(Extracted data entries)
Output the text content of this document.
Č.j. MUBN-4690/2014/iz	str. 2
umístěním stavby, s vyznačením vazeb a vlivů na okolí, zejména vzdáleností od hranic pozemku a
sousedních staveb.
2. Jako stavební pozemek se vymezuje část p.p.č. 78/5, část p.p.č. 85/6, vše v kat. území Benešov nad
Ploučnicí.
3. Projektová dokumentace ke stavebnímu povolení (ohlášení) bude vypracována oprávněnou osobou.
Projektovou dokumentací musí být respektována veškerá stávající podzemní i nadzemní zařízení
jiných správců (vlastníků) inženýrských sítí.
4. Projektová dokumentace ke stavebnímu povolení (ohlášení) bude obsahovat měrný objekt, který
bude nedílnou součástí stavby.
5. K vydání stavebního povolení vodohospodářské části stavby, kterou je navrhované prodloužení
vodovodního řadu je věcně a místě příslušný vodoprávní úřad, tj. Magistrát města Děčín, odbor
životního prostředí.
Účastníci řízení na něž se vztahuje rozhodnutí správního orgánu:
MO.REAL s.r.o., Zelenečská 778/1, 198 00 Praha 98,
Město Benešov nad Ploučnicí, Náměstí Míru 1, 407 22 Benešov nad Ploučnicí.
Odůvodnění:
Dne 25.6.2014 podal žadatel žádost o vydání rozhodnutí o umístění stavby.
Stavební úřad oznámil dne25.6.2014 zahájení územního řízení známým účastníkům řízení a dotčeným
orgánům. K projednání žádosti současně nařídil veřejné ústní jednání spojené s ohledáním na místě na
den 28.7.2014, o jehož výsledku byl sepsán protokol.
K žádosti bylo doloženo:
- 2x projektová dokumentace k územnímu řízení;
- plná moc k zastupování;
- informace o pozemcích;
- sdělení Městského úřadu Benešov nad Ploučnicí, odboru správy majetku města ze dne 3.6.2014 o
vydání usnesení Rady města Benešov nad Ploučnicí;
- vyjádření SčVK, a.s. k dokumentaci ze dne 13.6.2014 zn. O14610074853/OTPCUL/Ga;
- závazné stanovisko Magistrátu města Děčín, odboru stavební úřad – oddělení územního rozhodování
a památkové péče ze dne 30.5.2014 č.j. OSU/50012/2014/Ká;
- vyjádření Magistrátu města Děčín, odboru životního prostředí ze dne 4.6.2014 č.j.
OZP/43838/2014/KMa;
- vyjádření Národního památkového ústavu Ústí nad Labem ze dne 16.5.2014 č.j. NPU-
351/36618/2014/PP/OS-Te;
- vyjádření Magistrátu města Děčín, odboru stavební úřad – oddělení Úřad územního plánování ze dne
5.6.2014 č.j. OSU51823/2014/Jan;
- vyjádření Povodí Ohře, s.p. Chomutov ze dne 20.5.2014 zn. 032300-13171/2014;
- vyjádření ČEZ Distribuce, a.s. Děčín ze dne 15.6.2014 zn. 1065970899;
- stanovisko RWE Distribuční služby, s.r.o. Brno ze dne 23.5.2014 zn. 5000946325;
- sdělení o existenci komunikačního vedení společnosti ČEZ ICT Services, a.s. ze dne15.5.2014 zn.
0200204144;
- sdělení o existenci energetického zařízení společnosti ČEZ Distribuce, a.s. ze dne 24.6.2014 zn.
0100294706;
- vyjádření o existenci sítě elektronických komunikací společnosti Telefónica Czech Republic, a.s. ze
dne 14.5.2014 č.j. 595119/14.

TASK OBJECTIVE: Locate each line with the word "odboru" and copy it.

RESULT BELOW:
- sdělení Městského úřadu Benešov nad Ploučnicí, odboru správy majetku města ze dne 3.6.2014 o
- závazné stanovisko Magistrátu města Děčín, odboru stavební úřad – oddělení územního rozhodování
- vyjádření Magistrátu města Děčín, odboru životního prostředí ze dne 4.6.2014 č.j.
- vyjádření Magistrátu města Děčín, odboru stavební úřad – oddělení Úřad územního plánování ze dne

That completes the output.